━━━━━ Excerpted records ━━━━━

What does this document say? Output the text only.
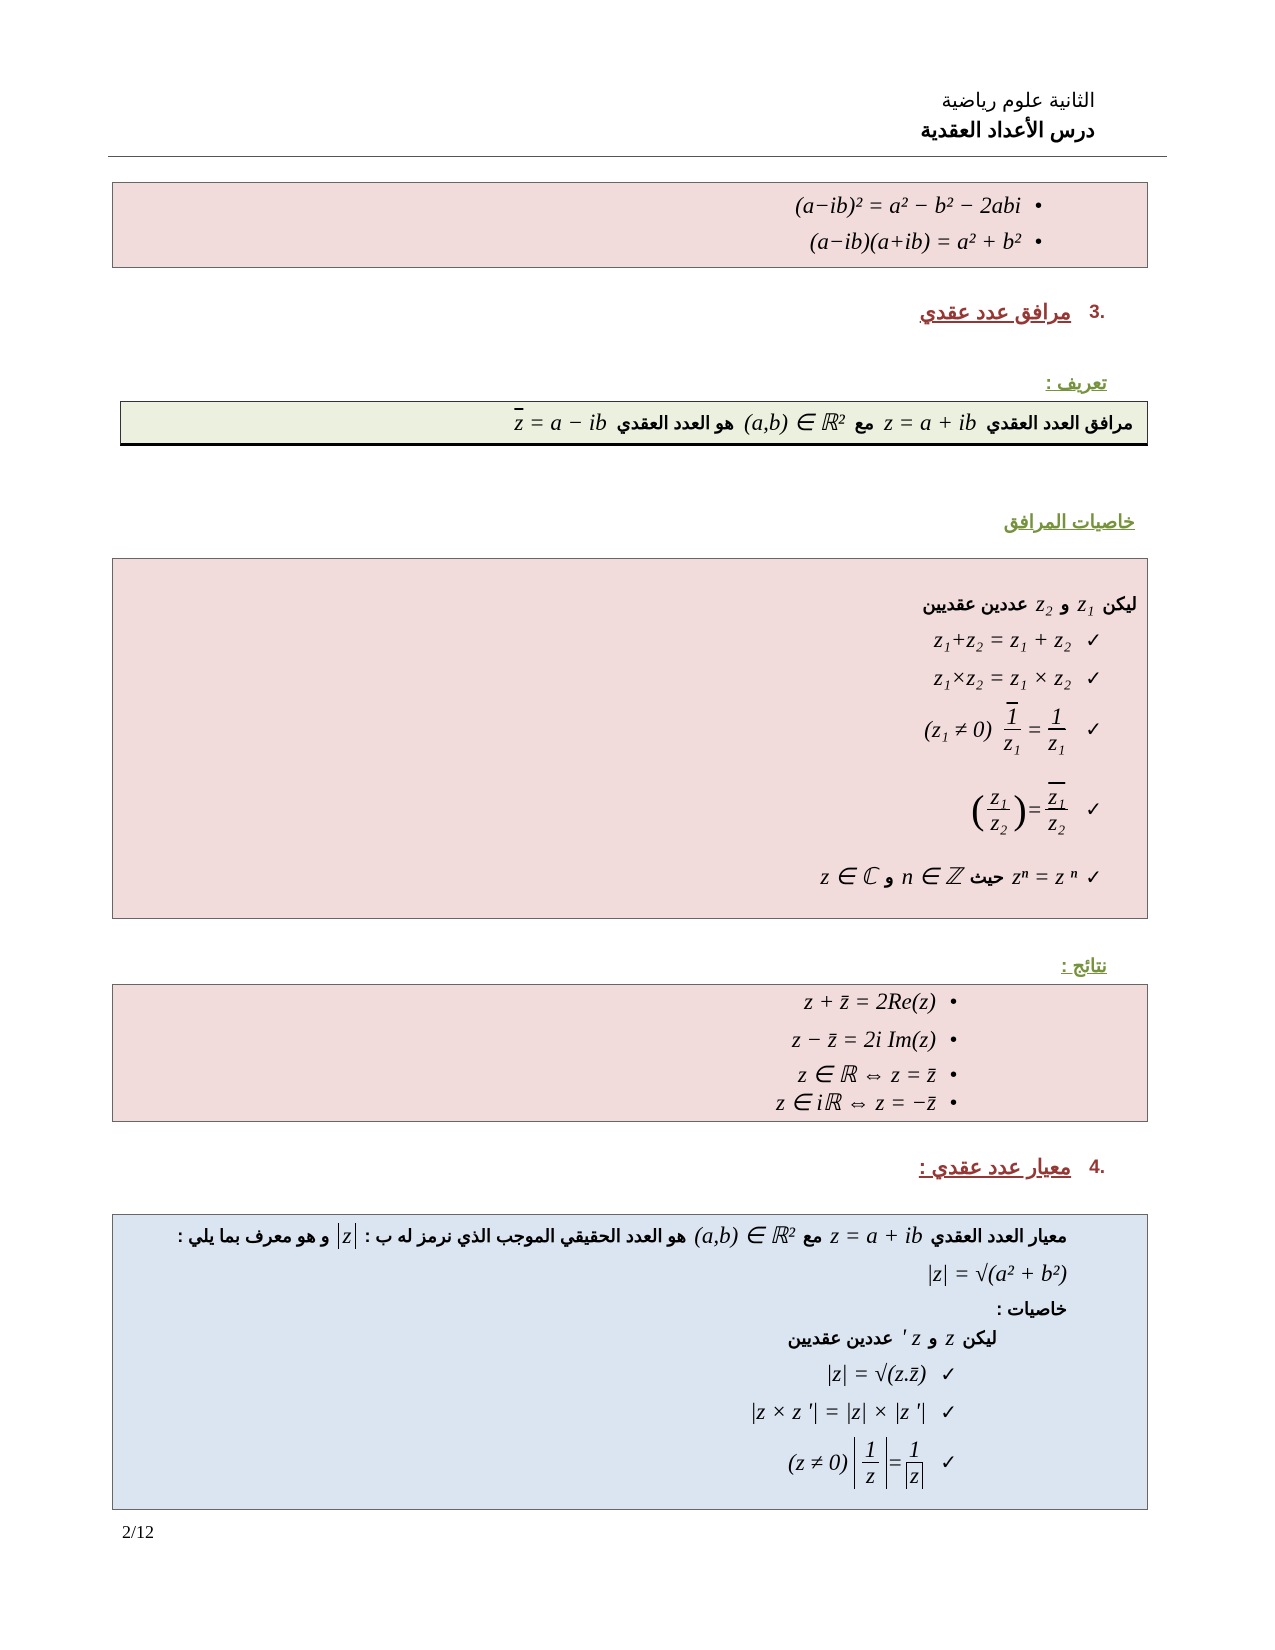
الثانية علوم رياضية
درس الأعداد العقدية
•
(a−ib)² = a² − b² − 2abi
•
(a−ib)(a+ib) = a² + b²
.3
مرافق عدد عقدي
تعريف :
مرافق العدد العقدي
z = a + ib
مع
(a,b) ∈ ℝ²
هو العدد العقدي
$\overline{z} = a$ − ib
خاصيات المرافق
ليكن
z₁
و
z₂
عددين عقديين
✓
z₁+z₂ = z₁ + z₂
✓
z₁×z₂ = z₁ × z₂
✓
(z₁ ≠ 0)
$\frac{1}{\text{z₁}} = \frac{1}{\text{z₁}}$
✓
( $\frac{\text{z₁}}{\text{z₂}}$ ) = $\frac{\text{z₁}}{\text{z₂}}$
✓
zⁿ = z ⁿ
حيث
n ∈ ℤ
و
z ∈ ℂ
نتائج :
•
z + z̄ = 2Re(z)
•
z − z̄ = 2i Im(z)
•
z ∈ ℝ ⇔ z = z̄
•
z ∈ iℝ ⇔ z = −z̄
.4
معيار عدد عقدي :
معيار العدد العقدي
z = a + ib
مع
(a,b) ∈ ℝ²
هو العدد الحقيقي الموجب الذي نرمز له ب :
z
و هو معرف بما يلي :
|z| = √(a² + b²)
خاصيات :
ليكن
z
و
z '
عددين عقديين
✓
|z| = √(z.z̄)
✓
|z × z '| = |z| × |z '|
✓
(z ≠ 0)
$\frac{1}{z} = \frac{1}{z}$
2/12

━━━━━

- **Problem to solve**: Pictures are excluded; repeat every record exactly.

- **Result for this task**:
What does this document say? Output the text only.
الثانية علوم رياضية
درس الأعداد العقدية
•
(a−ib)² = a² − b² − 2abi
•
(a−ib)(a+ib) = a² + b²
.3
مرافق عدد عقدي
تعريف :
مرافق العدد العقدي
z = a + ib
مع
(a,b) ∈ ℝ²
هو العدد العقدي
$\overline{z} = a$ − ib
خاصيات المرافق
ليكن
z₁
و
z₂
عددين عقديين
✓
z₁+z₂ = z₁ + z₂
✓
z₁×z₂ = z₁ × z₂
✓
(z₁ ≠ 0)
$\frac{1}{\text{z₁}} = \frac{1}{\text{z₁}}$
✓
( $\frac{\text{z₁}}{\text{z₂}}$ ) = $\frac{\text{z₁}}{\text{z₂}}$
✓
zⁿ = z ⁿ
حيث
n ∈ ℤ
و
z ∈ ℂ
نتائج :
•
z + z̄ = 2Re(z)
•
z − z̄ = 2i Im(z)
•
z ∈ ℝ ⇔ z = z̄
•
z ∈ iℝ ⇔ z = −z̄
.4
معيار عدد عقدي :
معيار العدد العقدي
z = a + ib
مع
(a,b) ∈ ℝ²
هو العدد الحقيقي الموجب الذي نرمز له ب :
z
و هو معرف بما يلي :
|z| = √(a² + b²)
خاصيات :
ليكن
z
و
z '
عددين عقديين
✓
|z| = √(z.z̄)
✓
|z × z '| = |z| × |z '|
✓
(z ≠ 0)
$\frac{1}{z} = \frac{1}{z}$
2/12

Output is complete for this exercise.